_To be done_
Copy each line of the entries that contains the word "name".
——
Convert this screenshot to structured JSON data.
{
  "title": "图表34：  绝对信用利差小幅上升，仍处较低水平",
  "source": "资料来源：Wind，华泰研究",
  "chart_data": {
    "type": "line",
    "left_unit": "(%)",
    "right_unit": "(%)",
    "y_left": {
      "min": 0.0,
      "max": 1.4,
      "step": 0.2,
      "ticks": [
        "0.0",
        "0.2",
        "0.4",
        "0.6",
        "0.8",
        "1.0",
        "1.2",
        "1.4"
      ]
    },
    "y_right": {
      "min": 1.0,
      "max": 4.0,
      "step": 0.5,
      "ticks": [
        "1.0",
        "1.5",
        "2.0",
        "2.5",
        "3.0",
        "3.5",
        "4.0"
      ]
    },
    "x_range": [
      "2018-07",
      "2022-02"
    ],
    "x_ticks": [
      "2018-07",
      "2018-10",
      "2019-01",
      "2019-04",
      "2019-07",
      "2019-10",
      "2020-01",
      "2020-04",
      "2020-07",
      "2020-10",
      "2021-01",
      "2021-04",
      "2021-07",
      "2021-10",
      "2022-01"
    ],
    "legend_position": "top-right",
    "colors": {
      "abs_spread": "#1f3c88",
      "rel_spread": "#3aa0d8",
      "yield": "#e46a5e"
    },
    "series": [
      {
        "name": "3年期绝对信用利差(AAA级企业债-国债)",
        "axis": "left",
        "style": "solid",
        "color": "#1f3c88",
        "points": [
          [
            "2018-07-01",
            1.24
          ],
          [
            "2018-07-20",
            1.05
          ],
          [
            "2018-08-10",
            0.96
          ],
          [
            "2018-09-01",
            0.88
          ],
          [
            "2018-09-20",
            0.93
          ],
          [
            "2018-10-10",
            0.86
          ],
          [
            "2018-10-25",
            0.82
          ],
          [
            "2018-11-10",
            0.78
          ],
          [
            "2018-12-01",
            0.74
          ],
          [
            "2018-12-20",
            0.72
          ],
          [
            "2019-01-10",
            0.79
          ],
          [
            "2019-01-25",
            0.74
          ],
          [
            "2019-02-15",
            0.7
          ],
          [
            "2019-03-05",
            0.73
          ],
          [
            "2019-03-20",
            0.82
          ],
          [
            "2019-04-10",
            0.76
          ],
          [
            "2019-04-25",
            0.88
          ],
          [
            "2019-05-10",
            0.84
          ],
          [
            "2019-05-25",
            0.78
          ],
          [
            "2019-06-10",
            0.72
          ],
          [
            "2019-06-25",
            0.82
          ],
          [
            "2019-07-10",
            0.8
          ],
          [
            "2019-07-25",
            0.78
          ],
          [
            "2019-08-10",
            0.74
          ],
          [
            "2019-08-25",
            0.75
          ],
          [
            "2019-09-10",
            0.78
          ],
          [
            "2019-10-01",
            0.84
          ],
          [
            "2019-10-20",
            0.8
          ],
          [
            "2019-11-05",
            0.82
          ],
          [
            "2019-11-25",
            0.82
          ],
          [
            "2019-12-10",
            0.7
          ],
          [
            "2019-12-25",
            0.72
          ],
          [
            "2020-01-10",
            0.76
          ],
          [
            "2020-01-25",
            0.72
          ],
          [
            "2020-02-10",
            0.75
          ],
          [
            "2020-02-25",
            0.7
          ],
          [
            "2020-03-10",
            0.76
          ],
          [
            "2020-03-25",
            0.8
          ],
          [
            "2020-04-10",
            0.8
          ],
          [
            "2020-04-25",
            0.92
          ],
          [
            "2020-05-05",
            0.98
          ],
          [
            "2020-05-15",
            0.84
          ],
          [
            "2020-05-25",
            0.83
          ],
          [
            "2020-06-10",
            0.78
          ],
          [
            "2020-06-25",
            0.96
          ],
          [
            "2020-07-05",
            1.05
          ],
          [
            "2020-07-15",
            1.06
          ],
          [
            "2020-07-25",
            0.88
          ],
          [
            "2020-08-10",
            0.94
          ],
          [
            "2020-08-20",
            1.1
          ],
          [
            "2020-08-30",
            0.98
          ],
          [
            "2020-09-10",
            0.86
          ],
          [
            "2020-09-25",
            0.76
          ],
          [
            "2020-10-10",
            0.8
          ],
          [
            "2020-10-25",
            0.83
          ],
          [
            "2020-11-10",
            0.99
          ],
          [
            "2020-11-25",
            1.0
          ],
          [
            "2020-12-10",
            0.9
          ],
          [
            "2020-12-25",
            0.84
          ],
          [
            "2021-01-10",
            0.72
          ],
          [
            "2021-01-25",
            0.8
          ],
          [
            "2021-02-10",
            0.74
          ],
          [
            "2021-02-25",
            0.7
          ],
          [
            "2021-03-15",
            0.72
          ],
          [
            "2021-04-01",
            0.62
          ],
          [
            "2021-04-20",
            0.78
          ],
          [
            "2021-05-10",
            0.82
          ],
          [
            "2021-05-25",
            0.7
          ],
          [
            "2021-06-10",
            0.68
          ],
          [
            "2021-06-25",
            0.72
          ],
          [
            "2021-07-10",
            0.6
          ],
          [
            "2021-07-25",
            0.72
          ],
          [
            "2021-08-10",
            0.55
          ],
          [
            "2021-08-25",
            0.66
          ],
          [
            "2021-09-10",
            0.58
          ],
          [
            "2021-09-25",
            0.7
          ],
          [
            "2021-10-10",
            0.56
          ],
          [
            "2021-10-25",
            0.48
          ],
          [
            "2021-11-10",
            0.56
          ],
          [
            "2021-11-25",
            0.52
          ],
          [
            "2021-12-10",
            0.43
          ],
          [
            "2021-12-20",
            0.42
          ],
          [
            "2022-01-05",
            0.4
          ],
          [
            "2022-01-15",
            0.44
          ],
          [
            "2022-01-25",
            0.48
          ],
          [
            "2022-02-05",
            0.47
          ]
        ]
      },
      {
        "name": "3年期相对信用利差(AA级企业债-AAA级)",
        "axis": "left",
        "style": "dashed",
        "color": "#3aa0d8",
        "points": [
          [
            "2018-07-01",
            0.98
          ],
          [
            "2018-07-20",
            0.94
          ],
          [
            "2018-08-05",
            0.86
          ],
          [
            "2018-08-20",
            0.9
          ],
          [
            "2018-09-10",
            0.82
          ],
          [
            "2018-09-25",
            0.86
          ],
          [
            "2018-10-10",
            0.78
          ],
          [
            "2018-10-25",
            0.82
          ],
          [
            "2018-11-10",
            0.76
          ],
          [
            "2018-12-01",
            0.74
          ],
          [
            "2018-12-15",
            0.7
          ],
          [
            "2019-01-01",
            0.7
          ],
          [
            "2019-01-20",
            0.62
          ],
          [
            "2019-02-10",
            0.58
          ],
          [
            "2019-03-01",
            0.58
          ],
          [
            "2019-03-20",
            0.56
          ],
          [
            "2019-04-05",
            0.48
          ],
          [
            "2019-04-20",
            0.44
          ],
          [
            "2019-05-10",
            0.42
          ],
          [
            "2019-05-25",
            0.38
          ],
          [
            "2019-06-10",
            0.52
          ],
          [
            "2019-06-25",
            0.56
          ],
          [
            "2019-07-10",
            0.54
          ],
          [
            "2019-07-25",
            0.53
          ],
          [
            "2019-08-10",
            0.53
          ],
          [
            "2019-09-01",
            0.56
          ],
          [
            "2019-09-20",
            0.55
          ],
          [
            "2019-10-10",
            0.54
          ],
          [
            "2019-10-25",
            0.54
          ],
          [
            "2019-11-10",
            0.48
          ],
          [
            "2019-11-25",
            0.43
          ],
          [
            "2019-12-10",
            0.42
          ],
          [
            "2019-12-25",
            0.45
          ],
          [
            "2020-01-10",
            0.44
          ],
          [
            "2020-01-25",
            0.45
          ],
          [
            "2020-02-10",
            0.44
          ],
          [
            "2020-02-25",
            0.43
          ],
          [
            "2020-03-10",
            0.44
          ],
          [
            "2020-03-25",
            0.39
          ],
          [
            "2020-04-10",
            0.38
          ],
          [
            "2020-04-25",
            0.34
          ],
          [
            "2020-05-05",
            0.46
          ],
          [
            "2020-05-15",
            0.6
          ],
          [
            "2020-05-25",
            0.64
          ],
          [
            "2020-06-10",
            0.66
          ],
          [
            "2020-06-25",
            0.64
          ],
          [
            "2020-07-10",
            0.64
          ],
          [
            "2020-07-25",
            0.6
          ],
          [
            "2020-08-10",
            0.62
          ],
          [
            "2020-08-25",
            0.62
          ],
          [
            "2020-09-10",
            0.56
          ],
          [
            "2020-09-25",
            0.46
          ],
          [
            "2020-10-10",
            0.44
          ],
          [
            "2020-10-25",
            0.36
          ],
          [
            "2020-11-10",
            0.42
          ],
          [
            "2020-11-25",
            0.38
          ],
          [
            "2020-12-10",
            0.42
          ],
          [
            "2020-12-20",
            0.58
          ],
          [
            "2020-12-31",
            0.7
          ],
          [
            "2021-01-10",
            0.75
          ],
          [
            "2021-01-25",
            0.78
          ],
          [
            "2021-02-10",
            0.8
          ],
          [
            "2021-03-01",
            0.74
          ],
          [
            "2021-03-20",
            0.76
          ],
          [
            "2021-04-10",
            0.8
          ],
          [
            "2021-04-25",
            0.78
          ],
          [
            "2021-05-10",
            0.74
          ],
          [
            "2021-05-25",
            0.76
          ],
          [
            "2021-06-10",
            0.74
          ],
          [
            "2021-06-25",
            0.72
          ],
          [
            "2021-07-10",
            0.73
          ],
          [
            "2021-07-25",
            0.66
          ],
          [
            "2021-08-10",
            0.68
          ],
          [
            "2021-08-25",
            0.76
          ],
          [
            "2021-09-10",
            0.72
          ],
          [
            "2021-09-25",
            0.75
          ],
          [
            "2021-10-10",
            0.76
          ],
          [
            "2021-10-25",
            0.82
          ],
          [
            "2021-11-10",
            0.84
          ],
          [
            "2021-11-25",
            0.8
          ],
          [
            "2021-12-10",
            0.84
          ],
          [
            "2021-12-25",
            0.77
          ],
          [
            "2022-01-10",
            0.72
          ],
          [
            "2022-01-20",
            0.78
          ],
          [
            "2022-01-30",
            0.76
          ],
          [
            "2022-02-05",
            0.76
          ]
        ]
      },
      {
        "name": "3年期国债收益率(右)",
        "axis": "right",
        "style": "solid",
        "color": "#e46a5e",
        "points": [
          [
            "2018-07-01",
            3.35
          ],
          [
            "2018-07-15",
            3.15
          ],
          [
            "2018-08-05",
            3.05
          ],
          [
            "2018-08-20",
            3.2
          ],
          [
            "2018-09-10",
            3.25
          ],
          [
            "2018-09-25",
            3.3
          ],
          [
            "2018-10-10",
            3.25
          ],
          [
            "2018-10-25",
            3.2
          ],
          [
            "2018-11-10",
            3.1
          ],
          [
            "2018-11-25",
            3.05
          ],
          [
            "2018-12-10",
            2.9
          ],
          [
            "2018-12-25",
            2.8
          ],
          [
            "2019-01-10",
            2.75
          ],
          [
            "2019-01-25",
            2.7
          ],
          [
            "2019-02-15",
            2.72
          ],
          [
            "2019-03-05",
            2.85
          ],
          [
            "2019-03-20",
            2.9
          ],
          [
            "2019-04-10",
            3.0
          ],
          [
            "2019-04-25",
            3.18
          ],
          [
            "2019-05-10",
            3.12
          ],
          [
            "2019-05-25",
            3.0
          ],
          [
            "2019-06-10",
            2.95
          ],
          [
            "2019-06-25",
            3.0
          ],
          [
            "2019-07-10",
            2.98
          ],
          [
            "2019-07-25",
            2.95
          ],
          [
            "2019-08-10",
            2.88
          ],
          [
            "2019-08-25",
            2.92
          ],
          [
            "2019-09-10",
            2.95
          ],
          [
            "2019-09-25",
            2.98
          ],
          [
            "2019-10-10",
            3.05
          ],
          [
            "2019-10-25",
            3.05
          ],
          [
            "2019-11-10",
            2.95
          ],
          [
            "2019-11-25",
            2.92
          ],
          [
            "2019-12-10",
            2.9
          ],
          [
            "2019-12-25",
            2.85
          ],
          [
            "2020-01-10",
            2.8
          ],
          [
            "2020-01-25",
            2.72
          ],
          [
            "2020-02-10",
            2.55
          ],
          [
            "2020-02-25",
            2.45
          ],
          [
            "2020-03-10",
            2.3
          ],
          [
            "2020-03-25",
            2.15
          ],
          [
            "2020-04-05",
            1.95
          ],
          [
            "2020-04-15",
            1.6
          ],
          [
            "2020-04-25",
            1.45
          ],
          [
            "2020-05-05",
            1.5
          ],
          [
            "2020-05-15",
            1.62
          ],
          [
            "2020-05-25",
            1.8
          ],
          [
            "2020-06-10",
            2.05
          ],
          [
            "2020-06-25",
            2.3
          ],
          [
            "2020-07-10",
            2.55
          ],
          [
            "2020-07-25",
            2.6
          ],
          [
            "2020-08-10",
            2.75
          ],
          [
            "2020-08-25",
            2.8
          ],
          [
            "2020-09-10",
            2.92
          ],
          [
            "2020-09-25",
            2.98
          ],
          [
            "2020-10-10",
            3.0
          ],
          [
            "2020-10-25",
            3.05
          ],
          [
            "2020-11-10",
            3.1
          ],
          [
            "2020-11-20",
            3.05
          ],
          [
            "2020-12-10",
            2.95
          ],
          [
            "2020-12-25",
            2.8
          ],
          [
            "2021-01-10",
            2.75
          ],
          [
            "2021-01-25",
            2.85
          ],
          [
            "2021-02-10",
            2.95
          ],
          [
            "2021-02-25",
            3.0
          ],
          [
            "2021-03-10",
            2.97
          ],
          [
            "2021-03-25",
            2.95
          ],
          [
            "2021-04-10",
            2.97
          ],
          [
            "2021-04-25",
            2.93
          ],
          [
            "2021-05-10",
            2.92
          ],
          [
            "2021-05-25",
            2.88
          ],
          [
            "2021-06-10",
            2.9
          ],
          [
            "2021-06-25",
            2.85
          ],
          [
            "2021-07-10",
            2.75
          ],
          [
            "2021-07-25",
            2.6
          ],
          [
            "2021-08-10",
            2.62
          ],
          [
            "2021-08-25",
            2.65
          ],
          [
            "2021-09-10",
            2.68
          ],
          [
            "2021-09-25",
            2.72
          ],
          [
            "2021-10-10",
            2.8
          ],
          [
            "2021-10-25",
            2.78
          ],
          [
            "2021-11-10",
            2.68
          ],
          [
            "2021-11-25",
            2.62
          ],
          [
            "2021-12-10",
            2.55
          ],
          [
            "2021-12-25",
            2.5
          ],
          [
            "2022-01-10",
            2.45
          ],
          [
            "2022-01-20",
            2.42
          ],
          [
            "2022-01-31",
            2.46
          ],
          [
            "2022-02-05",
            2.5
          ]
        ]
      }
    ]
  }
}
——
_Full solution_
        "name": "3年期绝对信用利差(AAA级企业债-国债)",
        "name": "3年期相对信用利差(AA级企业债-AAA级)",
        "name": "3年期国债收益率(右)",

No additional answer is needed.